Dataset records on visual material:
_ _ _

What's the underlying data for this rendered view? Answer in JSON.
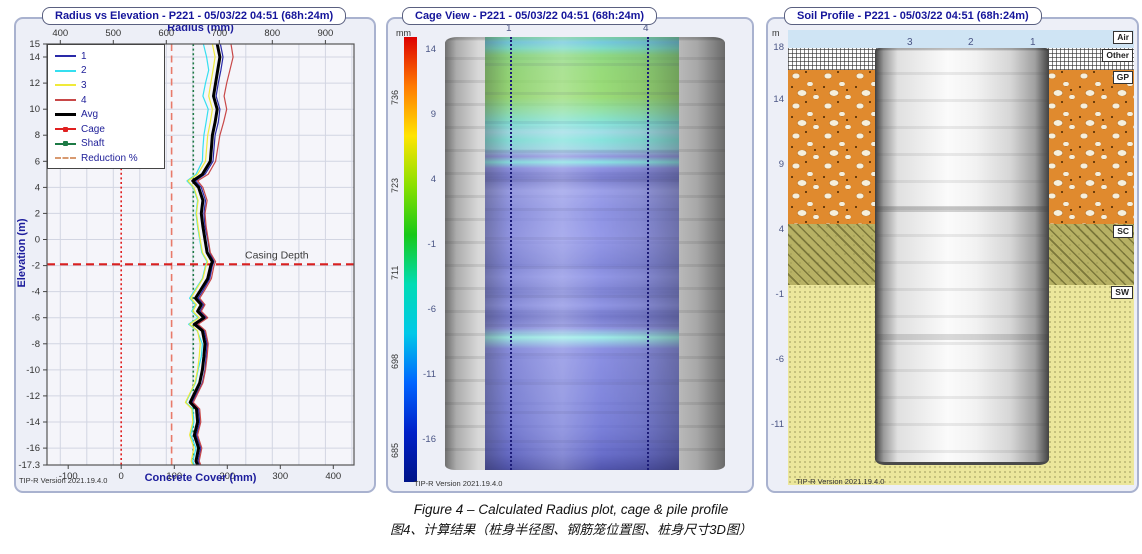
{
  "app": {
    "version_label": "TIP-R Version 2021.19.4.0"
  },
  "panels": {
    "radius": {
      "title": "Radius vs Elevation - P221 - 05/03/22 04:51 (68h:24m)"
    },
    "cage": {
      "title": "Cage View - P221 - 05/03/22 04:51 (68h:24m)"
    },
    "soil": {
      "title": "Soil Profile - P221 - 05/03/22 04:51 (68h:24m)"
    }
  },
  "caption": {
    "line1": "Figure 4 – Calculated Radius plot, cage & pile profile",
    "line2": "图4、计算结果（桩身半径图、钢筋笼位置图、桩身尺寸3D图）"
  },
  "colors": {
    "accent_navy": "#15159b",
    "casing_red": "#d92020",
    "shaft_green": "#1d7a45",
    "reduction_salmon": "#e87a6a"
  },
  "chart_data": [
    {
      "id": "radius_vs_elevation",
      "type": "line",
      "top_axis": {
        "label": "Radius (mm)",
        "range": [
          375,
          954
        ],
        "ticks": [
          400,
          500,
          600,
          700,
          800,
          900
        ]
      },
      "bottom_axis": {
        "label": "Concrete Cover (mm)",
        "ticks": [
          -100,
          0,
          100,
          200,
          300,
          400
        ],
        "radius_offset_mm": 515
      },
      "y_axis": {
        "label": "Elevation (m)",
        "range": [
          15,
          -17.3
        ],
        "ticks": [
          15,
          14,
          12,
          10,
          8,
          6,
          4,
          2,
          0,
          -2,
          -4,
          -6,
          -8,
          -10,
          -12,
          -14,
          -16,
          -17.3
        ]
      },
      "grid": {
        "x_step_mm": 50,
        "y_step_m": 2
      },
      "elevations": [
        15,
        14,
        13,
        12,
        11,
        10,
        9,
        8,
        7,
        6,
        5,
        4.5,
        4,
        3,
        2,
        1,
        0,
        -1,
        -1.7,
        -2,
        -3,
        -4,
        -4.5,
        -5,
        -5.5,
        -6,
        -6.5,
        -7,
        -8,
        -9,
        -10,
        -11,
        -12,
        -12.5,
        -13,
        -14,
        -15,
        -16,
        -17,
        -17.3
      ],
      "series": [
        {
          "name": "1",
          "color": "#2a2aa8",
          "width": 1.2,
          "values": [
            702,
            707,
            703,
            698,
            694,
            701,
            698,
            692,
            690,
            688,
            673,
            655,
            666,
            674,
            671,
            673,
            678,
            682,
            690,
            687,
            682,
            668,
            660,
            671,
            664,
            676,
            658,
            672,
            677,
            675,
            673,
            668,
            655,
            649,
            661,
            663,
            657,
            665,
            660,
            663
          ]
        },
        {
          "name": "2",
          "color": "#35dff0",
          "width": 1.2,
          "values": [
            670,
            676,
            680,
            674,
            669,
            679,
            675,
            671,
            669,
            668,
            656,
            639,
            651,
            659,
            656,
            659,
            663,
            667,
            677,
            674,
            668,
            652,
            644,
            655,
            648,
            660,
            642,
            658,
            668,
            666,
            660,
            655,
            643,
            637,
            650,
            652,
            646,
            656,
            650,
            653
          ]
        },
        {
          "name": "3",
          "color": "#f0ea3a",
          "width": 1.2,
          "values": [
            687,
            692,
            688,
            684,
            680,
            687,
            683,
            678,
            676,
            674,
            659,
            641,
            652,
            660,
            657,
            660,
            664,
            668,
            678,
            675,
            669,
            654,
            646,
            657,
            650,
            662,
            644,
            659,
            664,
            662,
            659,
            654,
            642,
            636,
            648,
            650,
            644,
            652,
            647,
            650
          ]
        },
        {
          "name": "4",
          "color": "#c84848",
          "width": 1.2,
          "values": [
            722,
            726,
            720,
            714,
            709,
            714,
            708,
            701,
            697,
            693,
            679,
            659,
            669,
            677,
            673,
            675,
            679,
            683,
            693,
            690,
            685,
            671,
            663,
            673,
            666,
            678,
            660,
            674,
            679,
            677,
            674,
            669,
            657,
            651,
            663,
            665,
            659,
            667,
            662,
            665
          ]
        },
        {
          "name": "Avg",
          "color": "#000000",
          "width": 3,
          "values": [
            696,
            701,
            697,
            693,
            689,
            696,
            692,
            687,
            685,
            683,
            668,
            650,
            661,
            669,
            666,
            669,
            673,
            677,
            687,
            684,
            678,
            663,
            655,
            666,
            659,
            671,
            653,
            668,
            673,
            671,
            668,
            663,
            651,
            645,
            657,
            659,
            653,
            661,
            656,
            659
          ]
        }
      ],
      "reference_lines": [
        {
          "name": "Cage",
          "orientation": "vertical",
          "radius_mm": 515,
          "cover_mm": 0,
          "color": "#e02020",
          "style": "dotted"
        },
        {
          "name": "Shaft",
          "orientation": "vertical",
          "radius_mm": 651,
          "color": "#1d7a45",
          "style": "dotted"
        },
        {
          "name": "Reduction %",
          "orientation": "vertical",
          "radius_mm": 610,
          "cover_mm": 95,
          "color": "#e87a6a",
          "style": "dashed"
        },
        {
          "name": "Casing",
          "orientation": "horizontal",
          "elevation_m": -1.9,
          "color": "#d92020",
          "style": "dashed",
          "label": "Casing Depth"
        }
      ],
      "legend": [
        {
          "label": "1",
          "color": "#2a2aa8",
          "style": "solid"
        },
        {
          "label": "2",
          "color": "#35dff0",
          "style": "solid"
        },
        {
          "label": "3",
          "color": "#f0ea3a",
          "style": "solid"
        },
        {
          "label": "4",
          "color": "#c84848",
          "style": "solid"
        },
        {
          "label": "Avg",
          "color": "#000000",
          "style": "solid-thick"
        },
        {
          "label": "Cage",
          "color": "#e02020",
          "style": "marker"
        },
        {
          "label": "Shaft",
          "color": "#1d7a45",
          "style": "marker"
        },
        {
          "label": "Reduction %",
          "color": "#d89a70",
          "style": "dashed"
        }
      ]
    },
    {
      "id": "cage_view",
      "type": "heatmap",
      "colorbar": {
        "unit": "mm",
        "ticks": [
          736,
          723,
          711,
          698,
          685
        ],
        "colors": [
          "#dd0000",
          "#ff7a00",
          "#ffe400",
          "#8ae000",
          "#18c818",
          "#00dcb4",
          "#00c8e8",
          "#0064ff",
          "#0020c8",
          "#001488"
        ]
      },
      "y_ticks": [
        14,
        9,
        4,
        -1,
        -6,
        -11,
        -16
      ],
      "wires": [
        "1",
        "4"
      ],
      "bands": [
        {
          "elev": 15,
          "color": "#6fd6a0"
        },
        {
          "elev": 14.6,
          "color": "#5cc2dc"
        },
        {
          "elev": 14.15,
          "color": "#66d8c0"
        },
        {
          "elev": 13.6,
          "color": "#7cd670"
        },
        {
          "elev": 12.5,
          "color": "#85d862"
        },
        {
          "elev": 10.4,
          "color": "#8ad95f"
        },
        {
          "elev": 9.2,
          "color": "#7ee0a4"
        },
        {
          "elev": 8.4,
          "color": "#6fe4d7"
        },
        {
          "elev": 7.7,
          "color": "#92dbe6"
        },
        {
          "elev": 7.1,
          "color": "#71e2d9"
        },
        {
          "elev": 6.4,
          "color": "#89d2e2"
        },
        {
          "elev": 5.85,
          "color": "#8286de"
        },
        {
          "elev": 5.4,
          "color": "#76e0e3"
        },
        {
          "elev": 4.95,
          "color": "#7c81e3"
        },
        {
          "elev": 4.2,
          "color": "#6165c7"
        },
        {
          "elev": 3.2,
          "color": "#8b90e9"
        },
        {
          "elev": 1.6,
          "color": "#7b81e3"
        },
        {
          "elev": -0.5,
          "color": "#8287e8"
        },
        {
          "elev": -2.4,
          "color": "#6e74d8"
        },
        {
          "elev": -3.4,
          "color": "#7f85e6"
        },
        {
          "elev": -4.6,
          "color": "#686ed0"
        },
        {
          "elev": -5.6,
          "color": "#7d83e4"
        },
        {
          "elev": -6.4,
          "color": "#5d62c6"
        },
        {
          "elev": -7.3,
          "color": "#7b81e0"
        },
        {
          "elev": -8.05,
          "color": "#8feee8"
        },
        {
          "elev": -8.9,
          "color": "#777de2"
        },
        {
          "elev": -10.5,
          "color": "#7278de"
        },
        {
          "elev": -12.5,
          "color": "#6b72da"
        },
        {
          "elev": -15,
          "color": "#6269d6"
        },
        {
          "elev": -17,
          "color": "#4d53c4"
        },
        {
          "elev": -18.2,
          "color": "#2e339e"
        }
      ]
    },
    {
      "id": "soil_profile",
      "type": "profile",
      "y_axis": {
        "unit": "m",
        "ticks": [
          18,
          14,
          9,
          4,
          -1,
          -6,
          -11
        ]
      },
      "wires": [
        "3",
        "2",
        "1"
      ],
      "layers": [
        {
          "label": "Air",
          "from_m": 19.4,
          "to_m": 18,
          "pattern": "air",
          "color": "#cfe4f4"
        },
        {
          "label": "Other",
          "from_m": 18,
          "to_m": 16.3,
          "pattern": "crosshatch",
          "color": ""
        },
        {
          "label": "GP",
          "from_m": 16.3,
          "to_m": 4.5,
          "pattern": "gravel",
          "color": ""
        },
        {
          "label": "SC",
          "from_m": 4.5,
          "to_m": -0.2,
          "pattern": "diagonal",
          "color": ""
        },
        {
          "label": "SW",
          "from_m": -0.2,
          "to_m": -15.6,
          "pattern": "dots",
          "color": ""
        }
      ],
      "pile": {
        "top_m": 18,
        "bottom_m": -13.8
      }
    }
  ]
}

_ _ _

## Exercise goal
From the entries, copy out each line containing the word "name".

## Completed exercise
          "name": "1",
          "name": "2",
          "name": "3",
          "name": "4",
          "name": "Avg",
          "name": "Cage",
          "name": "Shaft",
          "name": "Reduction %",
          "name": "Casing",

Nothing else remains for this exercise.